— START OF Records for this task —

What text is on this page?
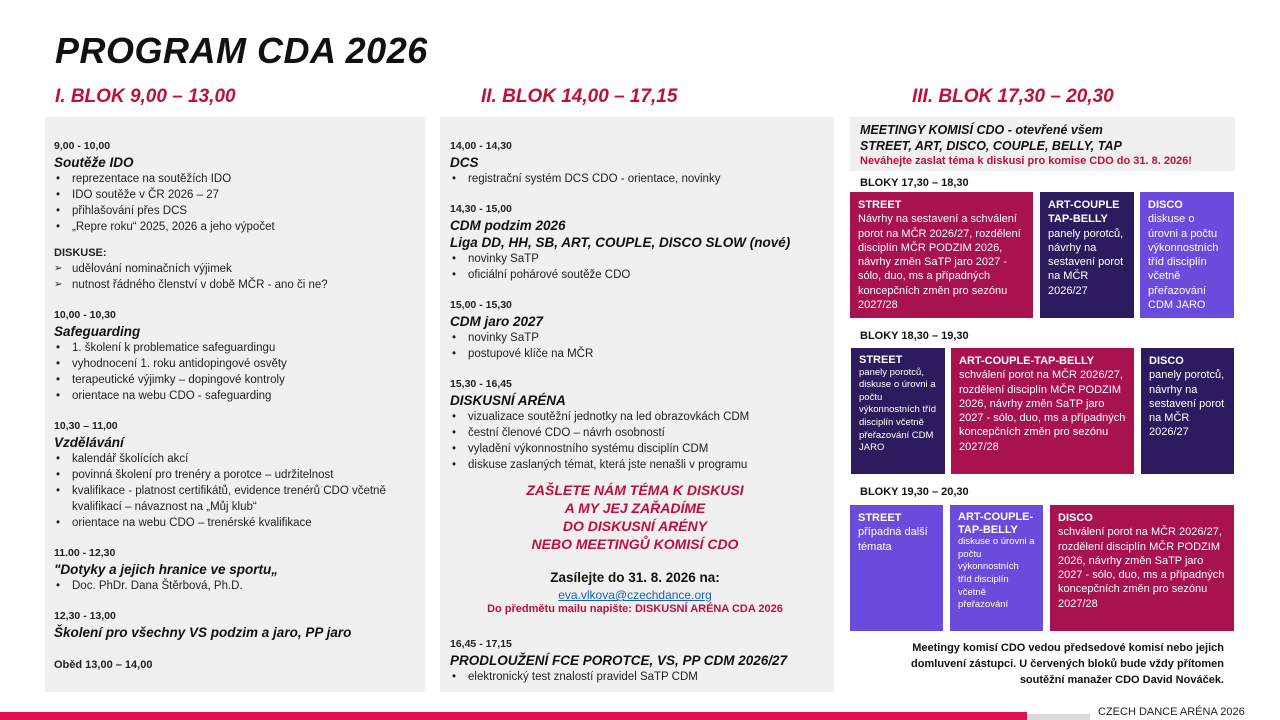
PROGRAM CDA 2026
I. BLOK 9,00 – 13,00	II. BLOK 14,00 – 17,15	III. BLOK 17,30 – 20,30
9,00 - 10,00
Soutěže IDO
• reprezentace na soutěžích IDO
• IDO soutěže v ČR 2026 – 27
• přihlašování přes DCS
• „Repre roku“ 2025, 2026 a jeho výpočet
DISKUSE:
➢ udělování nominačních výjimek
➢ nutnost řádného členství v době MČR - ano či ne?
10,00 - 10,30
Safeguarding
• 1. školení k problematice safeguardingu
• vyhodnocení 1. roku antidopingové osvěty
• terapeutické výjimky – dopingové kontroly
• orientace na webu CDO - safeguarding
10,30 – 11,00
Vzdělávání
• kalendář školících akcí
• povinná školení pro trenéry a porotce – udržitelnost
• kvalifikace - platnost certifikátů, evidence trenérů CDO včetně kvalifikací – návaznost na „Můj klub“
• orientace na webu CDO – trenérské kvalifikace
11.00 - 12,30
"Dotyky a jejich hranice ve sportu„
• Doc. PhDr. Dana Štěrbová, Ph.D.
12,30 - 13,00
Školení pro všechny VS podzim a jaro, PP jaro
Oběd 13,00 – 14,00
14,00 - 14,30
DCS
• registrační systém DCS CDO - orientace, novinky
14,30 - 15,00
CDM podzim 2026
Liga DD, HH, SB, ART, COUPLE, DISCO SLOW (nové)
• novinky SaTP
• oficiální pohárové soutěže CDO
15,00 - 15,30
CDM jaro 2027
• novinky SaTP
• postupové klíče na MČR
15,30 - 16,45
DISKUSNÍ ARÉNA
• vizualizace soutěžní jednotky na led obrazovkách CDM
• čestní členové CDO – návrh osobností
• vyladění výkonnostního systému disciplín CDM
• diskuse zaslaných témat, která jste nenašli v programu
ZAŠLETE NÁM TÉMA K DISKUSI
A MY JEJ ZAŘADÍME
DO DISKUSNÍ ARÉNY
NEBO MEETINGŮ KOMISÍ CDO
Zasílejte do 31. 8. 2026 na:
eva.vlkova@czechdance.org
Do předmětu mailu napište: DISKUSNÍ ARÉNA CDA 2026
16,45 - 17,15
PRODLOUŽENÍ FCE POROTCE, VS, PP CDM 2026/27
• elektronický test znalostí pravidel SaTP CDM
MEETINGY KOMISÍ CDO - otevřené všem
STREET, ART, DISCO, COUPLE, BELLY, TAP
Neváhejte zaslat téma k diskusi pro komise CDO do 31. 8. 2026!
BLOKY 17,30 – 18,30
STREET
Návrhy na sestavení a schválení porot na MČR 2026/27, rozdělení disciplín MČR PODZIM 2026, návrhy změn SaTP jaro 2027 - sólo, duo, ms a případných koncepčních změn pro sezónu 2027/28
ART-COUPLE TAP-BELLY
panely porotců, návrhy na sestavení porot na MČR 2026/27
DISCO
diskuse o úrovni a počtu výkonnostních tříd disciplín včetně přeřazování CDM JARO
BLOKY 18,30 – 19,30
STREET
panely porotců, diskuse o úrovni a počtu výkonnostních tříd disciplín včetně přeřazování CDM JARO
ART-COUPLE-TAP-BELLY
schválení porot na MČR 2026/27, rozdělení disciplín MČR PODZIM 2026, návrhy změn SaTP jaro 2027 - sólo, duo, ms a případných koncepčních změn pro sezónu 2027/28
DISCO
panely porotců, návrhy na sestavení porot na MČR 2026/27
BLOKY 19,30 – 20,30
STREET
případná další témata
ART-COUPLE-TAP-BELLY
diskuse o úrovni a počtu výkonnostních tříd disciplín včetně přeřazování
DISCO
schválení porot na MČR 2026/27, rozdělení disciplín MČR PODZIM 2026, návrhy změn SaTP jaro 2027 - sólo, duo, ms a případných koncepčních změn pro sezónu 2027/28
Meetingy komisí CDO vedou předsedové komisí nebo jejich
domluvení zástupci. U červených bloků bude vždy přítomen
soutěžní manažer CDO David Nováček.
CZECH DANCE ARÉNA 2026
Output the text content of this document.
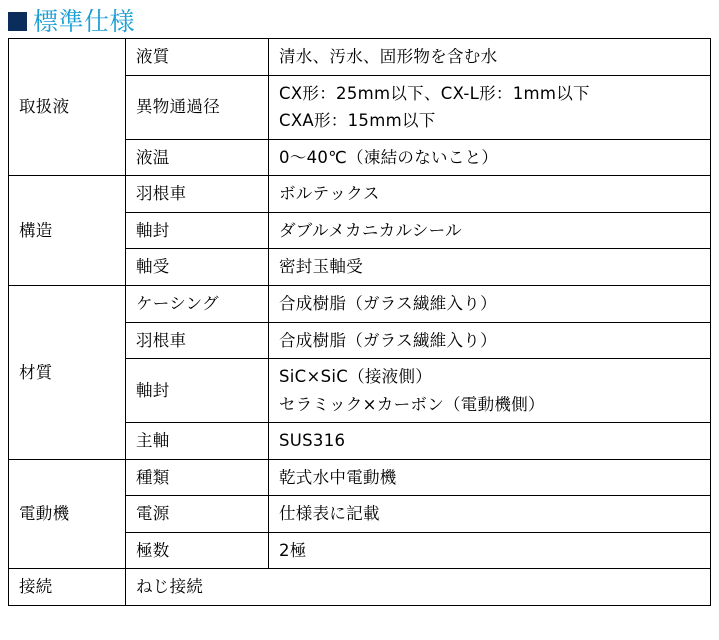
標準仕様
取扱液	液質	清水、汚水、固形物を含む水
	異物通過径	CX形：25mm以下、CX-L形：1mm以下
CXA形：15mm以下

	液温	0～40℃（凍結のないこと）
構造	羽根車	ボルテックス
	軸封	ダブルメカニカルシール
	軸受	密封玉軸受
材質	ケーシング	合成樹脂（ガラス繊維入り）
	羽根車	合成樹脂（ガラス繊維入り）
	軸封	SiC×SiC（接液側）
セラミック×カーボン（電動機側）

	主軸	SUS316
電動機	種類	乾式水中電動機
	電源	仕様表に記載
	極数	2極
接続	ねじ接続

— END OF Records for this task —

- [What the exercise asks]: Every record above should be transcribed exactly; the pictures stay out of the copy.

- [Response to the exercise]:
What text is on this page?
PROGRAM CDA 2026
I. BLOK 9,00 – 13,00	II. BLOK 14,00 – 17,15	III. BLOK 17,30 – 20,30
9,00 - 10,00
Soutěže IDO
• reprezentace na soutěžích IDO
• IDO soutěže v ČR 2026 – 27
• přihlašování přes DCS
• „Repre roku“ 2025, 2026 a jeho výpočet
DISKUSE:
➢ udělování nominačních výjimek
➢ nutnost řádného členství v době MČR - ano či ne?
10,00 - 10,30
Safeguarding
• 1. školení k problematice safeguardingu
• vyhodnocení 1. roku antidopingové osvěty
• terapeutické výjimky – dopingové kontroly
• orientace na webu CDO - safeguarding
10,30 – 11,00
Vzdělávání
• kalendář školících akcí
• povinná školení pro trenéry a porotce – udržitelnost
• kvalifikace - platnost certifikátů, evidence trenérů CDO včetně kvalifikací – návaznost na „Můj klub“
• orientace na webu CDO – trenérské kvalifikace
11.00 - 12,30
"Dotyky a jejich hranice ve sportu„
• Doc. PhDr. Dana Štěrbová, Ph.D.
12,30 - 13,00
Školení pro všechny VS podzim a jaro, PP jaro
Oběd 13,00 – 14,00
14,00 - 14,30
DCS
• registrační systém DCS CDO - orientace, novinky
14,30 - 15,00
CDM podzim 2026
Liga DD, HH, SB, ART, COUPLE, DISCO SLOW (nové)
• novinky SaTP
• oficiální pohárové soutěže CDO
15,00 - 15,30
CDM jaro 2027
• novinky SaTP
• postupové klíče na MČR
15,30 - 16,45
DISKUSNÍ ARÉNA
• vizualizace soutěžní jednotky na led obrazovkách CDM
• čestní členové CDO – návrh osobností
• vyladění výkonnostního systému disciplín CDM
• diskuse zaslaných témat, která jste nenašli v programu
ZAŠLETE NÁM TÉMA K DISKUSI
A MY JEJ ZAŘADÍME
DO DISKUSNÍ ARÉNY
NEBO MEETINGŮ KOMISÍ CDO
Zasílejte do 31. 8. 2026 na:
eva.vlkova@czechdance.org
Do předmětu mailu napište: DISKUSNÍ ARÉNA CDA 2026
16,45 - 17,15
PRODLOUŽENÍ FCE POROTCE, VS, PP CDM 2026/27
• elektronický test znalostí pravidel SaTP CDM
MEETINGY KOMISÍ CDO - otevřené všem
STREET, ART, DISCO, COUPLE, BELLY, TAP
Neváhejte zaslat téma k diskusi pro komise CDO do 31. 8. 2026!
BLOKY 17,30 – 18,30
STREET
Návrhy na sestavení a schválení porot na MČR 2026/27, rozdělení disciplín MČR PODZIM 2026, návrhy změn SaTP jaro 2027 - sólo, duo, ms a případných koncepčních změn pro sezónu 2027/28
ART-COUPLE TAP-BELLY
panely porotců, návrhy na sestavení porot na MČR 2026/27
DISCO
diskuse o úrovni a počtu výkonnostních tříd disciplín včetně přeřazování CDM JARO
BLOKY 18,30 – 19,30
STREET
panely porotců, diskuse o úrovni a počtu výkonnostních tříd disciplín včetně přeřazování CDM JARO
ART-COUPLE-TAP-BELLY
schválení porot na MČR 2026/27, rozdělení disciplín MČR PODZIM 2026, návrhy změn SaTP jaro 2027 - sólo, duo, ms a případných koncepčních změn pro sezónu 2027/28
DISCO
panely porotců, návrhy na sestavení porot na MČR 2026/27
BLOKY 19,30 – 20,30
STREET
případná další témata
ART-COUPLE-TAP-BELLY
diskuse o úrovni a počtu výkonnostních tříd disciplín včetně přeřazování
DISCO
schválení porot na MČR 2026/27, rozdělení disciplín MČR PODZIM 2026, návrhy změn SaTP jaro 2027 - sólo, duo, ms a případných koncepčních změn pro sezónu 2027/28
Meetingy komisí CDO vedou předsedové komisí nebo jejich
domluvení zástupci. U červených bloků bude vždy přítomen
soutěžní manažer CDO David Nováček.
CZECH DANCE ARÉNA 2026
Output the text content of this document.
標準仕様
取扱液	液質	清水、汚水、固形物を含む水
	異物通過径	CX形：25mm以下、CX-L形：1mm以下
CXA形：15mm以下

	液温	0～40℃（凍結のないこと）
構造	羽根車	ボルテックス
	軸封	ダブルメカニカルシール
	軸受	密封玉軸受
材質	ケーシング	合成樹脂（ガラス繊維入り）
	羽根車	合成樹脂（ガラス繊維入り）
	軸封	SiC×SiC（接液側）
セラミック×カーボン（電動機側）

	主軸	SUS316
電動機	種類	乾式水中電動機
	電源	仕様表に記載
	極数	2極
接続	ねじ接続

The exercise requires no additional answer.